EXERCISE INSTRUCTIONS: Return the records that follow unaltered. Omit every picture.

# # # # #

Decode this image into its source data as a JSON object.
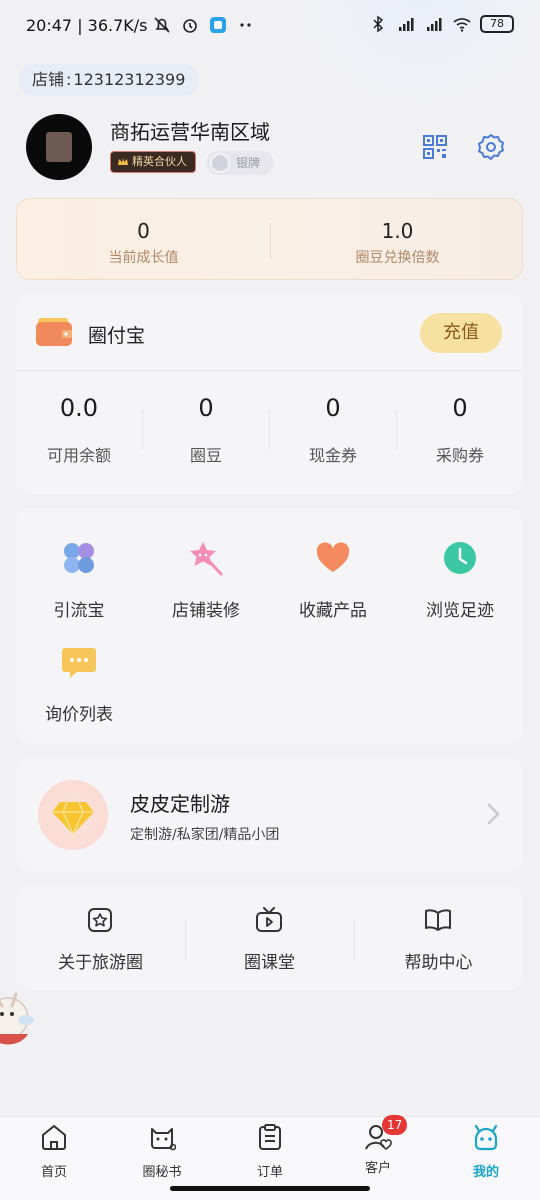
{
  "status_bar": {
    "time": "20:47",
    "speed": "36.7K/s",
    "battery": "78",
    "icons": [
      "mute-icon",
      "alarm-icon",
      "app-icon",
      "more-icon",
      "bluetooth-icon",
      "signal-icon",
      "signal-icon",
      "wifi-icon",
      "battery-icon"
    ]
  },
  "shop": {
    "label": "店铺",
    "separator": ":",
    "id": "12312312399"
  },
  "profile": {
    "name": "商拓运营华南区域",
    "badge_partner": "精英合伙人",
    "badge_level": "银牌",
    "icons": [
      "qr-code-icon",
      "settings-gear-icon"
    ]
  },
  "growth": {
    "items": [
      {
        "value": "0",
        "label": "当前成长值"
      },
      {
        "value": "1.0",
        "label": "圈豆兑换倍数"
      }
    ],
    "colors": {
      "label": "#b1896a",
      "bg": "#fbeee2"
    }
  },
  "wallet": {
    "title": "圈付宝",
    "recharge_label": "充值",
    "stats": [
      {
        "value": "0.0",
        "label": "可用余额"
      },
      {
        "value": "0",
        "label": "圈豆"
      },
      {
        "value": "0",
        "label": "现金券"
      },
      {
        "value": "0",
        "label": "采购券"
      }
    ],
    "colors": {
      "recharge_bg": "#f7e1a2",
      "recharge_text": "#8c5a1a"
    }
  },
  "functions": [
    {
      "label": "引流宝",
      "icon": "clover-icon"
    },
    {
      "label": "店铺装修",
      "icon": "star-wand-icon"
    },
    {
      "label": "收藏产品",
      "icon": "heart-icon"
    },
    {
      "label": "浏览足迹",
      "icon": "clock-icon"
    },
    {
      "label": "询价列表",
      "icon": "chat-bubble-icon"
    }
  ],
  "promo": {
    "title": "皮皮定制游",
    "subtitle": "定制游/私家团/精品小团",
    "icon": "diamond-icon"
  },
  "info": [
    {
      "label": "关于旅游圈",
      "icon": "star-badge-icon"
    },
    {
      "label": "圈课堂",
      "icon": "tv-play-icon"
    },
    {
      "label": "帮助中心",
      "icon": "open-book-icon"
    }
  ],
  "tabbar": {
    "items": [
      {
        "label": "首页",
        "icon": "home-icon"
      },
      {
        "label": "圈秘书",
        "icon": "cat-assistant-icon"
      },
      {
        "label": "订单",
        "icon": "clipboard-icon"
      },
      {
        "label": "客户",
        "icon": "customer-icon",
        "badge": "17"
      },
      {
        "label": "我的",
        "icon": "mascot-face-icon",
        "active": true
      }
    ],
    "active_color": "#1aa6c8"
  }
}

# # # # #

THE RESULT:
Decode this image into its source data as a JSON object.
{
  "status_bar": {
    "time": "20:47",
    "speed": "36.7K/s",
    "battery": "78",
    "icons": [
      "mute-icon",
      "alarm-icon",
      "app-icon",
      "more-icon",
      "bluetooth-icon",
      "signal-icon",
      "signal-icon",
      "wifi-icon",
      "battery-icon"
    ]
  },
  "shop": {
    "label": "店铺",
    "separator": ":",
    "id": "12312312399"
  },
  "profile": {
    "name": "商拓运营华南区域",
    "badge_partner": "精英合伙人",
    "badge_level": "银牌",
    "icons": [
      "qr-code-icon",
      "settings-gear-icon"
    ]
  },
  "growth": {
    "items": [
      {
        "value": "0",
        "label": "当前成长值"
      },
      {
        "value": "1.0",
        "label": "圈豆兑换倍数"
      }
    ],
    "colors": {
      "label": "#b1896a",
      "bg": "#fbeee2"
    }
  },
  "wallet": {
    "title": "圈付宝",
    "recharge_label": "充值",
    "stats": [
      {
        "value": "0.0",
        "label": "可用余额"
      },
      {
        "value": "0",
        "label": "圈豆"
      },
      {
        "value": "0",
        "label": "现金券"
      },
      {
        "value": "0",
        "label": "采购券"
      }
    ],
    "colors": {
      "recharge_bg": "#f7e1a2",
      "recharge_text": "#8c5a1a"
    }
  },
  "functions": [
    {
      "label": "引流宝",
      "icon": "clover-icon"
    },
    {
      "label": "店铺装修",
      "icon": "star-wand-icon"
    },
    {
      "label": "收藏产品",
      "icon": "heart-icon"
    },
    {
      "label": "浏览足迹",
      "icon": "clock-icon"
    },
    {
      "label": "询价列表",
      "icon": "chat-bubble-icon"
    }
  ],
  "promo": {
    "title": "皮皮定制游",
    "subtitle": "定制游/私家团/精品小团",
    "icon": "diamond-icon"
  },
  "info": [
    {
      "label": "关于旅游圈",
      "icon": "star-badge-icon"
    },
    {
      "label": "圈课堂",
      "icon": "tv-play-icon"
    },
    {
      "label": "帮助中心",
      "icon": "open-book-icon"
    }
  ],
  "tabbar": {
    "items": [
      {
        "label": "首页",
        "icon": "home-icon"
      },
      {
        "label": "圈秘书",
        "icon": "cat-assistant-icon"
      },
      {
        "label": "订单",
        "icon": "clipboard-icon"
      },
      {
        "label": "客户",
        "icon": "customer-icon",
        "badge": "17"
      },
      {
        "label": "我的",
        "icon": "mascot-face-icon",
        "active": true
      }
    ],
    "active_color": "#1aa6c8"
  }
}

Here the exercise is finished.